Among the records that follow, count the lines with the string "Total"; report only that count.

** START Records provided **

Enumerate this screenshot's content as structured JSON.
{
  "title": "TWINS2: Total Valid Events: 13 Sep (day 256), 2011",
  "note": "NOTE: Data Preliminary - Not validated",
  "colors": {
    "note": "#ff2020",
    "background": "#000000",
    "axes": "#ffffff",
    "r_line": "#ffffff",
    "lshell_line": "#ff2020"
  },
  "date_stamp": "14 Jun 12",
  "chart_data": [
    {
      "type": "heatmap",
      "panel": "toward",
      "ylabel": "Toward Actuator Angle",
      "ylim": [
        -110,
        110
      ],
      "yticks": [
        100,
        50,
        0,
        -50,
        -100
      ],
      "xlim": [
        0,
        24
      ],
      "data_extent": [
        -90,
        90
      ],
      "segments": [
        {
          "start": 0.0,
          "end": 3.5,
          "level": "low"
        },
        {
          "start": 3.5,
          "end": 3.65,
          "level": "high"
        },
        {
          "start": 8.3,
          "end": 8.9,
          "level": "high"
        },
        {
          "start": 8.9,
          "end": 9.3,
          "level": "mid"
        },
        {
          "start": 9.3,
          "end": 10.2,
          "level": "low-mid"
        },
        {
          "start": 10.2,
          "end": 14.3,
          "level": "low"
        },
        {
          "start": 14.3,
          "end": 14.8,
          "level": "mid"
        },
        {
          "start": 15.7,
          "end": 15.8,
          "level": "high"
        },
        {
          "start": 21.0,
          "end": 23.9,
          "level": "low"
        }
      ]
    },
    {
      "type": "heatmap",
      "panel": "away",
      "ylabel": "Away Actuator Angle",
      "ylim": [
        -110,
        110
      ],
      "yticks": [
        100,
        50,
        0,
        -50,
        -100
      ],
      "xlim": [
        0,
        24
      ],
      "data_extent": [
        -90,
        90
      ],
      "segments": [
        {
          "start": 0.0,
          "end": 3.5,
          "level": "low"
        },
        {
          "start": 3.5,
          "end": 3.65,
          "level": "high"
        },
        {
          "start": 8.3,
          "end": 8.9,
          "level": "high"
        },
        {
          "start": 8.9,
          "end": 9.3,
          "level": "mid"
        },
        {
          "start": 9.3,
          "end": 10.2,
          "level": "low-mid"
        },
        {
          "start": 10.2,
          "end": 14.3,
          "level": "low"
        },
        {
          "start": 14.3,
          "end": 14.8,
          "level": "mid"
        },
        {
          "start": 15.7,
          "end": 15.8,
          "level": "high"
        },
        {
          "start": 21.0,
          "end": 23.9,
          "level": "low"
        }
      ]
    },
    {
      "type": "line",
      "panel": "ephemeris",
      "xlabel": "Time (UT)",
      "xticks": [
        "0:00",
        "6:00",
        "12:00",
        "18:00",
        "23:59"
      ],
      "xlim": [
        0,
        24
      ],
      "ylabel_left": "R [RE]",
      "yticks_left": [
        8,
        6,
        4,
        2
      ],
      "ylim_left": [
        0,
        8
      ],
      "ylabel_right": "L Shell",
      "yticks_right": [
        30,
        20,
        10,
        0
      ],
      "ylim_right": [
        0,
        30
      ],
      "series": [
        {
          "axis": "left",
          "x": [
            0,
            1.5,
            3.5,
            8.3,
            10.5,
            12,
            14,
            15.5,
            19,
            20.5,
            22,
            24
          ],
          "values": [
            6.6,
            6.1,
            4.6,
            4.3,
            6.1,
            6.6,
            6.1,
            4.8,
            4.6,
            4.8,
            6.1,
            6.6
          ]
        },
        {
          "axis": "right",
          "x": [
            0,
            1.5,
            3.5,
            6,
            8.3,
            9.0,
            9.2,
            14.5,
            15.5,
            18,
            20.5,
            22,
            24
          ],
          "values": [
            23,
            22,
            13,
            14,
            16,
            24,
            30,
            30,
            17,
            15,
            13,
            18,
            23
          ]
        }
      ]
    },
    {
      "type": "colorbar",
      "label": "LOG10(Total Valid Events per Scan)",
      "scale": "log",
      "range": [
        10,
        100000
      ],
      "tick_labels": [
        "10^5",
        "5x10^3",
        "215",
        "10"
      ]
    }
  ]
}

** END Records provided **

■ **Solution**:
2